• Your task: Do any lines in the data below contain "color"? If so, copy every one of them.

• Recorded data:
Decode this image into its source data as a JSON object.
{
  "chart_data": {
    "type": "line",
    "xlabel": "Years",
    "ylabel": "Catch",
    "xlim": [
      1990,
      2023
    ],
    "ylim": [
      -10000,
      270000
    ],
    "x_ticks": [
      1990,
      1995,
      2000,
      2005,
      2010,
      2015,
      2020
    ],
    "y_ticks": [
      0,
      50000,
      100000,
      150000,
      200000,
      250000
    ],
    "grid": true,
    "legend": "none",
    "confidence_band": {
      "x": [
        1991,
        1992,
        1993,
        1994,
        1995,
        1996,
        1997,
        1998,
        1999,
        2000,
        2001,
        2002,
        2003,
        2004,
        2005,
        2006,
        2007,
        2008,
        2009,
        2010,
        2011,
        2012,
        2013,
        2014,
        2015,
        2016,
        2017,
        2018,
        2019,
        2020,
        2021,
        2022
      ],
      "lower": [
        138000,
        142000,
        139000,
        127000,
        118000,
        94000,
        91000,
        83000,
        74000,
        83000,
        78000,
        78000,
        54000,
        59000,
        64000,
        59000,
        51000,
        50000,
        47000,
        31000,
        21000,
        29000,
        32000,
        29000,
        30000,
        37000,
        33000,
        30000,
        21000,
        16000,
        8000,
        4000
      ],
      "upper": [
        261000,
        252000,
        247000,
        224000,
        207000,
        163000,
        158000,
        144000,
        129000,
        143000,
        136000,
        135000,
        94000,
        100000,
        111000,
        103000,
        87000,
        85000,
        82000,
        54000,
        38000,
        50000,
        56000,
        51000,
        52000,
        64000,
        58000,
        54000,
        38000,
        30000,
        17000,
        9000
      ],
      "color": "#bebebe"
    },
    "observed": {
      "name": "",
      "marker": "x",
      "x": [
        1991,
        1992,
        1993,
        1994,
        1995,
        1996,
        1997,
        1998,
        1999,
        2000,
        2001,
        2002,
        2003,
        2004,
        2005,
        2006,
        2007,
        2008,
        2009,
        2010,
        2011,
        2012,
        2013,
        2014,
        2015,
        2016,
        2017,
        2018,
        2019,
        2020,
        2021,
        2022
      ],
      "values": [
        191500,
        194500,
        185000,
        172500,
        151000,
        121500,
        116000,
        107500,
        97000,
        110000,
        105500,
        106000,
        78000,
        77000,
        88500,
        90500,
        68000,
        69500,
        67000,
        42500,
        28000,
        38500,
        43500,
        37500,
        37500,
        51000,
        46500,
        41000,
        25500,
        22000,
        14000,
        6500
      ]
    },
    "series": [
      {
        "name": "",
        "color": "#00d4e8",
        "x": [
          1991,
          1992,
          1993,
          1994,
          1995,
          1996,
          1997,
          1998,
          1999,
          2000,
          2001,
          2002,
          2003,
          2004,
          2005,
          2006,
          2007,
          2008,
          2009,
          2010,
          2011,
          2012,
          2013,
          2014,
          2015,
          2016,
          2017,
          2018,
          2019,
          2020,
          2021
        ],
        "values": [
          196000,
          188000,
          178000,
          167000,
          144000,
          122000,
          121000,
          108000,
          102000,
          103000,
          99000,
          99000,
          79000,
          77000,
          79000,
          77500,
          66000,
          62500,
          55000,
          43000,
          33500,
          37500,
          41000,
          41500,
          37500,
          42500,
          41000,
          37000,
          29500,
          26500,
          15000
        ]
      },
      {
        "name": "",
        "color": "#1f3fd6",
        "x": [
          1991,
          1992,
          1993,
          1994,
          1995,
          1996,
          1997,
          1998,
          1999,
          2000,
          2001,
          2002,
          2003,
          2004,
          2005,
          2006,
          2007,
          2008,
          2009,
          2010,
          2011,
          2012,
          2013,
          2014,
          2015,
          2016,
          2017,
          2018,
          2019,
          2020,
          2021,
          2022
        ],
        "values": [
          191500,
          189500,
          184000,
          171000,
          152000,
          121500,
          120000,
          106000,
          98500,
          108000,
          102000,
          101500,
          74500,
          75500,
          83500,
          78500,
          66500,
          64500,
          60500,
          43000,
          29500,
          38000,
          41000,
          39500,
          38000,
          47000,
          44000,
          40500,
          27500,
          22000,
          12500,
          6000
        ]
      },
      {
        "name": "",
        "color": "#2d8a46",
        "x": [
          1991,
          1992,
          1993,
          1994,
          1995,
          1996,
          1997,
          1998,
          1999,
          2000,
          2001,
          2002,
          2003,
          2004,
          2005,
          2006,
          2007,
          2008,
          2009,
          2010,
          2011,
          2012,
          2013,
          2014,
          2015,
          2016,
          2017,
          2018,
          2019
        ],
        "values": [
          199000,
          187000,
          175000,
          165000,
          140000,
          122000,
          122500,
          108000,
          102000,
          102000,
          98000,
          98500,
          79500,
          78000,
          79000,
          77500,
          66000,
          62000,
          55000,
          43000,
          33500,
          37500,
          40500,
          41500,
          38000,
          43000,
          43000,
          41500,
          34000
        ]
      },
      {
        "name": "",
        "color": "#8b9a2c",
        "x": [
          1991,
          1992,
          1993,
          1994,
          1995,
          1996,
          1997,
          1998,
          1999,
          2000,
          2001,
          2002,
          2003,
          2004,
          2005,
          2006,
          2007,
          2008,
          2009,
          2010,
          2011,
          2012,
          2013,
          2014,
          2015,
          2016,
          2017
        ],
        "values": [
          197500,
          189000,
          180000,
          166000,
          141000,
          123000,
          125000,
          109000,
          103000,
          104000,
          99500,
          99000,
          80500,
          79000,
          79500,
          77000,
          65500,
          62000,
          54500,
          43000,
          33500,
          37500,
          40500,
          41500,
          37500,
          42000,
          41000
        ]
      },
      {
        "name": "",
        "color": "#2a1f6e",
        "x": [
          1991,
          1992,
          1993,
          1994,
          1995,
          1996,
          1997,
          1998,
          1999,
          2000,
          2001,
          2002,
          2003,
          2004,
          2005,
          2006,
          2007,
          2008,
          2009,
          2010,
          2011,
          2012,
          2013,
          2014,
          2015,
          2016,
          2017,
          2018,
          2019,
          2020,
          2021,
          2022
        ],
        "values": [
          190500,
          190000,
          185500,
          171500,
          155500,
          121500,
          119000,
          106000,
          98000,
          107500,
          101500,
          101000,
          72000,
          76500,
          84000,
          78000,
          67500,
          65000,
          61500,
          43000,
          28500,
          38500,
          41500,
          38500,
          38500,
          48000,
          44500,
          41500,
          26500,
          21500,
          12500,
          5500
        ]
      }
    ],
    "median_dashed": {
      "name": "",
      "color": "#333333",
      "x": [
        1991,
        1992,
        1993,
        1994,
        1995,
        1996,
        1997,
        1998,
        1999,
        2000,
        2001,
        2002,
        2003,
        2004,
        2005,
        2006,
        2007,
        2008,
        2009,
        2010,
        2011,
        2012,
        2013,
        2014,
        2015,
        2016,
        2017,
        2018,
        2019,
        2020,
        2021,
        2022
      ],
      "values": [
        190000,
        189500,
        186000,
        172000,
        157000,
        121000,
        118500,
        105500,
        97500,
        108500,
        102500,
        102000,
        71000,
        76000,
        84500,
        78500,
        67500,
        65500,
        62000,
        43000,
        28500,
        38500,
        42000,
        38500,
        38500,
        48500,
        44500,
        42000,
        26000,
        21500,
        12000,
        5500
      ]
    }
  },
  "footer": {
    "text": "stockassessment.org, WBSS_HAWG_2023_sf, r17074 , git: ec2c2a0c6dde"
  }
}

• Exercise response:
      "color": "#bebebe"
        "color": "#00d4e8",
        "color": "#1f3fd6",
        "color": "#2d8a46",
        "color": "#8b9a2c",
        "color": "#2a1f6e",
      "color": "#333333",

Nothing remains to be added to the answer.